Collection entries

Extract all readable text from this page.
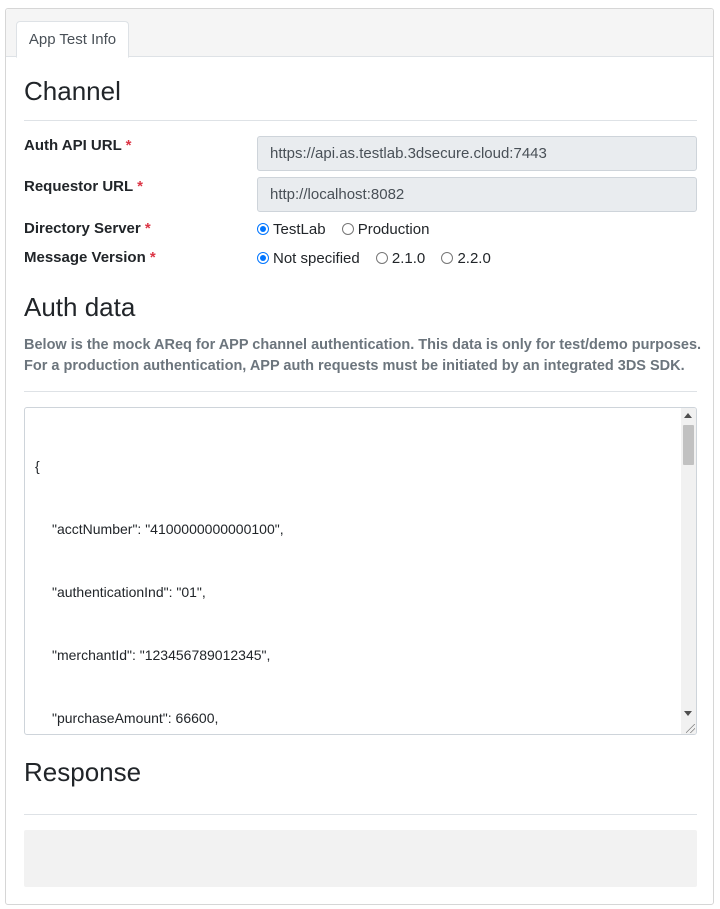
App Test Info
Channel
Auth API URL *	https://api.as.testlab.3dsecure.cloud:7443
Requestor URL *	http://localhost:8082
Directory Server *	TestLab Production
Message Version *	Not specified 2.1.0 2.2.0
Auth data
Below is the mock AReq for APP channel authentication. This data is only for test/demo purposes.
For a production authentication, APP auth requests must be initiated by an integrated 3DS SDK.

{

"acctNumber": "4100000000000100",

"authenticationInd": "01",

"merchantId": "123456789012345",

"purchaseAmount": 66600,

Response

THE PROBLEM
Return every line of the preceding records in which the word "data" appears.

WRITTEN ANSWER
Auth data
Below is the mock AReq for APP channel authentication. This data is only for test/demo purposes.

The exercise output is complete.